Lines that hold the word "Minutes" should be located and copied.

[start Listed entries]

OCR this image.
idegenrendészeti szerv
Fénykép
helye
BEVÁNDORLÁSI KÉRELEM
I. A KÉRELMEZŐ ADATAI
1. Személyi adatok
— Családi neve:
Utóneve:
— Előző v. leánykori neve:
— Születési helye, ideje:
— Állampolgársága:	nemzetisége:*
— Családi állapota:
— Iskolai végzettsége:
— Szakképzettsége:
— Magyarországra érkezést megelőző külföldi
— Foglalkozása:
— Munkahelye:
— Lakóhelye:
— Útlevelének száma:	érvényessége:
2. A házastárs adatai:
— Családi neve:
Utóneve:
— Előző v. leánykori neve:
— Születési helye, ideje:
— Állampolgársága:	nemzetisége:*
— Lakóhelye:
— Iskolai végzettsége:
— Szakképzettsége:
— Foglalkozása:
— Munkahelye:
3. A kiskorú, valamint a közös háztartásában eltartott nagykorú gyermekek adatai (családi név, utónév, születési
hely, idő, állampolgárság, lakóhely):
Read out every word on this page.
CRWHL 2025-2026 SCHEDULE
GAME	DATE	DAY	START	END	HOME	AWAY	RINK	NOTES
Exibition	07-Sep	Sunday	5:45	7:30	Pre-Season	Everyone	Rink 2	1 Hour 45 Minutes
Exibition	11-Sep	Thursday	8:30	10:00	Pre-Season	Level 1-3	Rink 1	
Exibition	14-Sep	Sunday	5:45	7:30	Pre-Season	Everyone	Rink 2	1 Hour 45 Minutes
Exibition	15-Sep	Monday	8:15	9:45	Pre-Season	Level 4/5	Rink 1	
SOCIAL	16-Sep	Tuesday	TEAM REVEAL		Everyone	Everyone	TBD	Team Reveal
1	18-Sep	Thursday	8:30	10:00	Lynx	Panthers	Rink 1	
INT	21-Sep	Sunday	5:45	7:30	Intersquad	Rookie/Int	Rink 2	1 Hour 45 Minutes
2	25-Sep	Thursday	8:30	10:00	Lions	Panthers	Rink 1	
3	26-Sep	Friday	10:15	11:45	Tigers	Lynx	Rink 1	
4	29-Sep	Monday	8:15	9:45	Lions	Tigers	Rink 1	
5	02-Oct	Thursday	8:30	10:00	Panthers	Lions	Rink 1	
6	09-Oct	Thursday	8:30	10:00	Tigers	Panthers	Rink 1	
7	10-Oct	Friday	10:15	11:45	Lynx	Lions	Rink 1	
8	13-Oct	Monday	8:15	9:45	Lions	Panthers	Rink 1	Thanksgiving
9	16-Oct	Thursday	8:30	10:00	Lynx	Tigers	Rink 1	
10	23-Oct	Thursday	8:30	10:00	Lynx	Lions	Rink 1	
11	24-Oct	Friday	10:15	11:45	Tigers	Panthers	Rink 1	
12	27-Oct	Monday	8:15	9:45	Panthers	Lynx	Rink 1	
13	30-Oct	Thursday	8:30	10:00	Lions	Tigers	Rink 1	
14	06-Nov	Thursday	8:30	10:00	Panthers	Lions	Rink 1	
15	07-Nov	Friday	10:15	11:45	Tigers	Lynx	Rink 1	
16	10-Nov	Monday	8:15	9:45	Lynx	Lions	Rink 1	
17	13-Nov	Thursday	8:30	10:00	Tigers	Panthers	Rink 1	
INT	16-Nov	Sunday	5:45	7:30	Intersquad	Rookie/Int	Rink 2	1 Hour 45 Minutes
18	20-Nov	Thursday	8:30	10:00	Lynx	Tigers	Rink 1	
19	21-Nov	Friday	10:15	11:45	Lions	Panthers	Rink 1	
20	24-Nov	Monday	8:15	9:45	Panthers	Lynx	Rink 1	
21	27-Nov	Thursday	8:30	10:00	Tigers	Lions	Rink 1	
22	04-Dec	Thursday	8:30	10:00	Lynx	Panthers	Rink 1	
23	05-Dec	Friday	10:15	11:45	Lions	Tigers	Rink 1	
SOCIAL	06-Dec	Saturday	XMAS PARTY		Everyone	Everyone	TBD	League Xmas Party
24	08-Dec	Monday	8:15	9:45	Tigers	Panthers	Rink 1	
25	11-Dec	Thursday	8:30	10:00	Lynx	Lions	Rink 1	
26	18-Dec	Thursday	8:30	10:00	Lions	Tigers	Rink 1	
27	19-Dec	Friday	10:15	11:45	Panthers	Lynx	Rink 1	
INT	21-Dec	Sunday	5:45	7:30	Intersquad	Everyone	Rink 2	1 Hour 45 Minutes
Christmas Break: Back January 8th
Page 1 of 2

[end Listed entries]

■ The solution
Exibition	07-Sep	Sunday	5:45	7:30	Pre-Season	Everyone	Rink 2	1 Hour 45 Minutes
Exibition	14-Sep	Sunday	5:45	7:30	Pre-Season	Everyone	Rink 2	1 Hour 45 Minutes
INT	21-Sep	Sunday	5:45	7:30	Intersquad	Rookie/Int	Rink 2	1 Hour 45 Minutes
INT	16-Nov	Sunday	5:45	7:30	Intersquad	Rookie/Int	Rink 2	1 Hour 45 Minutes
INT	21-Dec	Sunday	5:45	7:30	Intersquad	Everyone	Rink 2	1 Hour 45 Minutes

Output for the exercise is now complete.